======== Working data

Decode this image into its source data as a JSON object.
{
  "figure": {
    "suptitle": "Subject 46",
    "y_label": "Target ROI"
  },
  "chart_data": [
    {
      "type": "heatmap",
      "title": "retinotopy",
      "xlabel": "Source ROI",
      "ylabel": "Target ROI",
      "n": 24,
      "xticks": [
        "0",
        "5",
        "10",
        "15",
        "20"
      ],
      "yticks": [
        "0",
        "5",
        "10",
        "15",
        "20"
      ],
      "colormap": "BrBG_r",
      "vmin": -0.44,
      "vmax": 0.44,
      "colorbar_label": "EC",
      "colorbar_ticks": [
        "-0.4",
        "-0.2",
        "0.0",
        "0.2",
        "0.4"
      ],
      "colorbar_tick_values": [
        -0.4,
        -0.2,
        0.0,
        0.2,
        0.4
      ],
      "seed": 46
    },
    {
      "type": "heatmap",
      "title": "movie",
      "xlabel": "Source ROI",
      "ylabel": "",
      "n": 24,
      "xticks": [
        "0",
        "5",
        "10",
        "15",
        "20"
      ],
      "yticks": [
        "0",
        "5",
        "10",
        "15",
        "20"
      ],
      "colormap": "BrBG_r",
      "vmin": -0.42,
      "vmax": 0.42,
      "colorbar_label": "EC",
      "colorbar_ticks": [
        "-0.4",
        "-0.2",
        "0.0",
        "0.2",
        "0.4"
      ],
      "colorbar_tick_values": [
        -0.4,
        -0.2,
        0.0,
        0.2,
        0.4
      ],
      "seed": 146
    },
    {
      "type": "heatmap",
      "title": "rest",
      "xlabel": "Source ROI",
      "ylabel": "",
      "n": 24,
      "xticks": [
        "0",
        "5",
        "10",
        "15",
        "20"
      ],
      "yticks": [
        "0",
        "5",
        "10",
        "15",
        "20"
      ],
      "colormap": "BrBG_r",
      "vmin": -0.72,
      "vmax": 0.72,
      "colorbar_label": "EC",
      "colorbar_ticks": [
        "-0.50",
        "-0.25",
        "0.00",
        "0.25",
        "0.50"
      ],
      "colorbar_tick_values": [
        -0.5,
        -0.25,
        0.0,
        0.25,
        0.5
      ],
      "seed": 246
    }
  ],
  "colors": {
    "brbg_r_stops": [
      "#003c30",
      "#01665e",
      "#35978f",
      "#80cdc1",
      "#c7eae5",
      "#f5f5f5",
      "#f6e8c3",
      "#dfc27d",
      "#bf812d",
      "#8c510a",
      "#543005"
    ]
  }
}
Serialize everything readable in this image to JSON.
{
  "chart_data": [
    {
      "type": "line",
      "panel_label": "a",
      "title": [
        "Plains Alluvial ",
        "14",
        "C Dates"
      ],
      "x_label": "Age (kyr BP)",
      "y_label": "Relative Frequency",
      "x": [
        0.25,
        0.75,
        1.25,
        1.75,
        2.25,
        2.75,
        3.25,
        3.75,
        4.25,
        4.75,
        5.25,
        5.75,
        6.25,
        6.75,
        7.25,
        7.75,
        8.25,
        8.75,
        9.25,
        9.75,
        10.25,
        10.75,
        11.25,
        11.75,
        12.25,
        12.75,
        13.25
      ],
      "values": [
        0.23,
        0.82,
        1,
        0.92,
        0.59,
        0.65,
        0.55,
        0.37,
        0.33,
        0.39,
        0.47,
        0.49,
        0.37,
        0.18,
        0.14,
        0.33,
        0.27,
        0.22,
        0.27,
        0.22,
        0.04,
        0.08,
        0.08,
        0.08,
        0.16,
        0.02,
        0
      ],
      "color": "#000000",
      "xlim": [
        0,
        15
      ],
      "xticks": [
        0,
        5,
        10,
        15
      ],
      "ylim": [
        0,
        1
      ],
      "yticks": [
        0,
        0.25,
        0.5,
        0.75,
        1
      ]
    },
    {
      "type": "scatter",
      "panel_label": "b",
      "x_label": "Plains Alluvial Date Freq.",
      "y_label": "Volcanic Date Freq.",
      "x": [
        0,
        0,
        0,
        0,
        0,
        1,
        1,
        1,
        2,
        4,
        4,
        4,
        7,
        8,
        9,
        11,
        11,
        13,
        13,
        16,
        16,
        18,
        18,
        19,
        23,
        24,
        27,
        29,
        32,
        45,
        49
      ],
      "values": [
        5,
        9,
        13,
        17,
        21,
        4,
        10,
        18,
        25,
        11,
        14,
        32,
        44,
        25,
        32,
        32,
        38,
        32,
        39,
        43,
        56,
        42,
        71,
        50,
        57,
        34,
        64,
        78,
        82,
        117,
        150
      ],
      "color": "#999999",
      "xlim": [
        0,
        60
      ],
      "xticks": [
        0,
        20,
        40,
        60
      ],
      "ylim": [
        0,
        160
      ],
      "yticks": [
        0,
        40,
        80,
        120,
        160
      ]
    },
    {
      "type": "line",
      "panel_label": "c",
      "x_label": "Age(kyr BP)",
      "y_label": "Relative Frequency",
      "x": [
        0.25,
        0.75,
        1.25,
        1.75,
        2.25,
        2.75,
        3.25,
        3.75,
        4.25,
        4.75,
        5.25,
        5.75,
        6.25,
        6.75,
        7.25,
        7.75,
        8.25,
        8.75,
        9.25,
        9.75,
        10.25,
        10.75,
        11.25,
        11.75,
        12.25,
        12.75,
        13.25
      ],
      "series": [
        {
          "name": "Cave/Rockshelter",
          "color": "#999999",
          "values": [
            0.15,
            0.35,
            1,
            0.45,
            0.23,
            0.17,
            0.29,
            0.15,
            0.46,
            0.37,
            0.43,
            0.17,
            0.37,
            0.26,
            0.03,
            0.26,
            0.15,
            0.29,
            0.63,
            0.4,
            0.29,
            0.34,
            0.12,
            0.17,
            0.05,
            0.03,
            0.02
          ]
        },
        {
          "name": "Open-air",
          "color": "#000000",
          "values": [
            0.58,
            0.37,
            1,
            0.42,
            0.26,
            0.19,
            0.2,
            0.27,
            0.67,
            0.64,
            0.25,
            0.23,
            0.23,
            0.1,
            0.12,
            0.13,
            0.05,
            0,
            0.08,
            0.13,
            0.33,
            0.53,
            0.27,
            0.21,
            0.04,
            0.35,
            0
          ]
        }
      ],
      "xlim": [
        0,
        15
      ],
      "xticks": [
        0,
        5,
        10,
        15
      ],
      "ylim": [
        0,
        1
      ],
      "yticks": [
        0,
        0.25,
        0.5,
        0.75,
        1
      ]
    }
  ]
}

================

Given request: Read through the entries and copy each line in which "name" appears.

Worked answer:
          "name": "Cave/Rockshelter",
          "name": "Open-air",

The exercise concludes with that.